* Begin *

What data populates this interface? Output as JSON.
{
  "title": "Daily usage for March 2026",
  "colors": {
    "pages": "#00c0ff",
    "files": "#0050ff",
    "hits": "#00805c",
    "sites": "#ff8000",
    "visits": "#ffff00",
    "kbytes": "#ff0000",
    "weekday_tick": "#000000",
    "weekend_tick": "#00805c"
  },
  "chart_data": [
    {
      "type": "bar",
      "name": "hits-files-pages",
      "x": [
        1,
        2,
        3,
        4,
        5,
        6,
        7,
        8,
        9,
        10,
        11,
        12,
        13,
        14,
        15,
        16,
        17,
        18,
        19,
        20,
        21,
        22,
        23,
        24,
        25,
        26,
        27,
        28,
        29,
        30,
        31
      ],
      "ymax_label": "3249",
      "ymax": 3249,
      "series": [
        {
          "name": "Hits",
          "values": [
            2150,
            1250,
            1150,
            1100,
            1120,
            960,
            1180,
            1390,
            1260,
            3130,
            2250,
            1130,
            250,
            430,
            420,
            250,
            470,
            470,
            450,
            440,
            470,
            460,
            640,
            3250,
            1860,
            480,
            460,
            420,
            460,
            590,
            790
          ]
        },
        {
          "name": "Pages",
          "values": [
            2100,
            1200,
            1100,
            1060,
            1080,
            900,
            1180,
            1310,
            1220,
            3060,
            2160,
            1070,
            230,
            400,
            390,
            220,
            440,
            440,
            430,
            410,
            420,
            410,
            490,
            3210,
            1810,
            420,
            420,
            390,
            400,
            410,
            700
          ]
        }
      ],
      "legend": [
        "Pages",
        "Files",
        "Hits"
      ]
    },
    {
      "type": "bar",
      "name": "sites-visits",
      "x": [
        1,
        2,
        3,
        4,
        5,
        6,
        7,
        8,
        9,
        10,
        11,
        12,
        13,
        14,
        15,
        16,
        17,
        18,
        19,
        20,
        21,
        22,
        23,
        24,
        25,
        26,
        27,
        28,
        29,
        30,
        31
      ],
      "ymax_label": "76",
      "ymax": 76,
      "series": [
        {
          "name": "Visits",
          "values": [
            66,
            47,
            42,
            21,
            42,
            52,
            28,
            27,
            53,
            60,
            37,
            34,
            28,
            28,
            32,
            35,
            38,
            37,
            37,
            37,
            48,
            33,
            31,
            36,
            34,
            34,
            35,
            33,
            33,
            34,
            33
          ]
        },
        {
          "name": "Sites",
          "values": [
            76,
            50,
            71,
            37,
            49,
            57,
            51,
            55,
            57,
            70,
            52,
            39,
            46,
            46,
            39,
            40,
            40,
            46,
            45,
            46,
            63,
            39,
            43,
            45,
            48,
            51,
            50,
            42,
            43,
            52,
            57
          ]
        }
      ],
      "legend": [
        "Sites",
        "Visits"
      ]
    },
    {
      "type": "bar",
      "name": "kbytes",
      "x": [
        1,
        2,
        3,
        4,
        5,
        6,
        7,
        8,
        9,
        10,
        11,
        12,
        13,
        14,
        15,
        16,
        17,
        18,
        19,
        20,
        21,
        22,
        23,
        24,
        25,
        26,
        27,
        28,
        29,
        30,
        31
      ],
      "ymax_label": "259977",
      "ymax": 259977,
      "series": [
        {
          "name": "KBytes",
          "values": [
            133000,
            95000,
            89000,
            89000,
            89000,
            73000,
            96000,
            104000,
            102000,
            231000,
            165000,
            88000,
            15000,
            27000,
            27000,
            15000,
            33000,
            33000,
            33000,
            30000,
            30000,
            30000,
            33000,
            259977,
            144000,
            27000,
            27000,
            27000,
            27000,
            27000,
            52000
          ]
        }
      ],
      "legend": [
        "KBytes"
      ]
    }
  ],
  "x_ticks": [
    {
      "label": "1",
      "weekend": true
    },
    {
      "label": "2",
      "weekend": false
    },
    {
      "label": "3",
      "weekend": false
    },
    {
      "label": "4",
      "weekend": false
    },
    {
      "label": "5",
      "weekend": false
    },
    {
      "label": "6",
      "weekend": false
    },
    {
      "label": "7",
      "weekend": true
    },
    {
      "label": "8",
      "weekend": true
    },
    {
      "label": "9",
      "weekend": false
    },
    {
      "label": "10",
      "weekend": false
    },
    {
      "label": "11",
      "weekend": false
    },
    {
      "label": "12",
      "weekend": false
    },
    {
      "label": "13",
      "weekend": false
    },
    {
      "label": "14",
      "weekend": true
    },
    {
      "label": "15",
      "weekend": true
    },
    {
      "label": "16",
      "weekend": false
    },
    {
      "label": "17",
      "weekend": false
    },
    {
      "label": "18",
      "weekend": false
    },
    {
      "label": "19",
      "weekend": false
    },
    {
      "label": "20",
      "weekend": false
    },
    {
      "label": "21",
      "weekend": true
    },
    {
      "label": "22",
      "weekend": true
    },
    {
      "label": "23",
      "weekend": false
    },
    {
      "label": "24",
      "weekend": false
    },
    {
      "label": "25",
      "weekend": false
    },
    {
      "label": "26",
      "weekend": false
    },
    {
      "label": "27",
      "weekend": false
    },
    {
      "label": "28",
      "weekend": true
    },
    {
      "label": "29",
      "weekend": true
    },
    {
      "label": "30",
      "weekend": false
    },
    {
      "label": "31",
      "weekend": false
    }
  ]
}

* End *

Copy out the whole listing, exactly as written.

Result of this exercise:
What data populates this interface? Output as JSON.
{
  "title": "Daily usage for March 2026",
  "colors": {
    "pages": "#00c0ff",
    "files": "#0050ff",
    "hits": "#00805c",
    "sites": "#ff8000",
    "visits": "#ffff00",
    "kbytes": "#ff0000",
    "weekday_tick": "#000000",
    "weekend_tick": "#00805c"
  },
  "chart_data": [
    {
      "type": "bar",
      "name": "hits-files-pages",
      "x": [
        1,
        2,
        3,
        4,
        5,
        6,
        7,
        8,
        9,
        10,
        11,
        12,
        13,
        14,
        15,
        16,
        17,
        18,
        19,
        20,
        21,
        22,
        23,
        24,
        25,
        26,
        27,
        28,
        29,
        30,
        31
      ],
      "ymax_label": "3249",
      "ymax": 3249,
      "series": [
        {
          "name": "Hits",
          "values": [
            2150,
            1250,
            1150,
            1100,
            1120,
            960,
            1180,
            1390,
            1260,
            3130,
            2250,
            1130,
            250,
            430,
            420,
            250,
            470,
            470,
            450,
            440,
            470,
            460,
            640,
            3250,
            1860,
            480,
            460,
            420,
            460,
            590,
            790
          ]
        },
        {
          "name": "Pages",
          "values": [
            2100,
            1200,
            1100,
            1060,
            1080,
            900,
            1180,
            1310,
            1220,
            3060,
            2160,
            1070,
            230,
            400,
            390,
            220,
            440,
            440,
            430,
            410,
            420,
            410,
            490,
            3210,
            1810,
            420,
            420,
            390,
            400,
            410,
            700
          ]
        }
      ],
      "legend": [
        "Pages",
        "Files",
        "Hits"
      ]
    },
    {
      "type": "bar",
      "name": "sites-visits",
      "x": [
        1,
        2,
        3,
        4,
        5,
        6,
        7,
        8,
        9,
        10,
        11,
        12,
        13,
        14,
        15,
        16,
        17,
        18,
        19,
        20,
        21,
        22,
        23,
        24,
        25,
        26,
        27,
        28,
        29,
        30,
        31
      ],
      "ymax_label": "76",
      "ymax": 76,
      "series": [
        {
          "name": "Visits",
          "values": [
            66,
            47,
            42,
            21,
            42,
            52,
            28,
            27,
            53,
            60,
            37,
            34,
            28,
            28,
            32,
            35,
            38,
            37,
            37,
            37,
            48,
            33,
            31,
            36,
            34,
            34,
            35,
            33,
            33,
            34,
            33
          ]
        },
        {
          "name": "Sites",
          "values": [
            76,
            50,
            71,
            37,
            49,
            57,
            51,
            55,
            57,
            70,
            52,
            39,
            46,
            46,
            39,
            40,
            40,
            46,
            45,
            46,
            63,
            39,
            43,
            45,
            48,
            51,
            50,
            42,
            43,
            52,
            57
          ]
        }
      ],
      "legend": [
        "Sites",
        "Visits"
      ]
    },
    {
      "type": "bar",
      "name": "kbytes",
      "x": [
        1,
        2,
        3,
        4,
        5,
        6,
        7,
        8,
        9,
        10,
        11,
        12,
        13,
        14,
        15,
        16,
        17,
        18,
        19,
        20,
        21,
        22,
        23,
        24,
        25,
        26,
        27,
        28,
        29,
        30,
        31
      ],
      "ymax_label": "259977",
      "ymax": 259977,
      "series": [
        {
          "name": "KBytes",
          "values": [
            133000,
            95000,
            89000,
            89000,
            89000,
            73000,
            96000,
            104000,
            102000,
            231000,
            165000,
            88000,
            15000,
            27000,
            27000,
            15000,
            33000,
            33000,
            33000,
            30000,
            30000,
            30000,
            33000,
            259977,
            144000,
            27000,
            27000,
            27000,
            27000,
            27000,
            52000
          ]
        }
      ],
      "legend": [
        "KBytes"
      ]
    }
  ],
  "x_ticks": [
    {
      "label": "1",
      "weekend": true
    },
    {
      "label": "2",
      "weekend": false
    },
    {
      "label": "3",
      "weekend": false
    },
    {
      "label": "4",
      "weekend": false
    },
    {
      "label": "5",
      "weekend": false
    },
    {
      "label": "6",
      "weekend": false
    },
    {
      "label": "7",
      "weekend": true
    },
    {
      "label": "8",
      "weekend": true
    },
    {
      "label": "9",
      "weekend": false
    },
    {
      "label": "10",
      "weekend": false
    },
    {
      "label": "11",
      "weekend": false
    },
    {
      "label": "12",
      "weekend": false
    },
    {
      "label": "13",
      "weekend": false
    },
    {
      "label": "14",
      "weekend": true
    },
    {
      "label": "15",
      "weekend": true
    },
    {
      "label": "16",
      "weekend": false
    },
    {
      "label": "17",
      "weekend": false
    },
    {
      "label": "18",
      "weekend": false
    },
    {
      "label": "19",
      "weekend": false
    },
    {
      "label": "20",
      "weekend": false
    },
    {
      "label": "21",
      "weekend": true
    },
    {
      "label": "22",
      "weekend": true
    },
    {
      "label": "23",
      "weekend": false
    },
    {
      "label": "24",
      "weekend": false
    },
    {
      "label": "25",
      "weekend": false
    },
    {
      "label": "26",
      "weekend": false
    },
    {
      "label": "27",
      "weekend": false
    },
    {
      "label": "28",
      "weekend": true
    },
    {
      "label": "29",
      "weekend": true
    },
    {
      "label": "30",
      "weekend": false
    },
    {
      "label": "31",
      "weekend": false
    }
  ]
}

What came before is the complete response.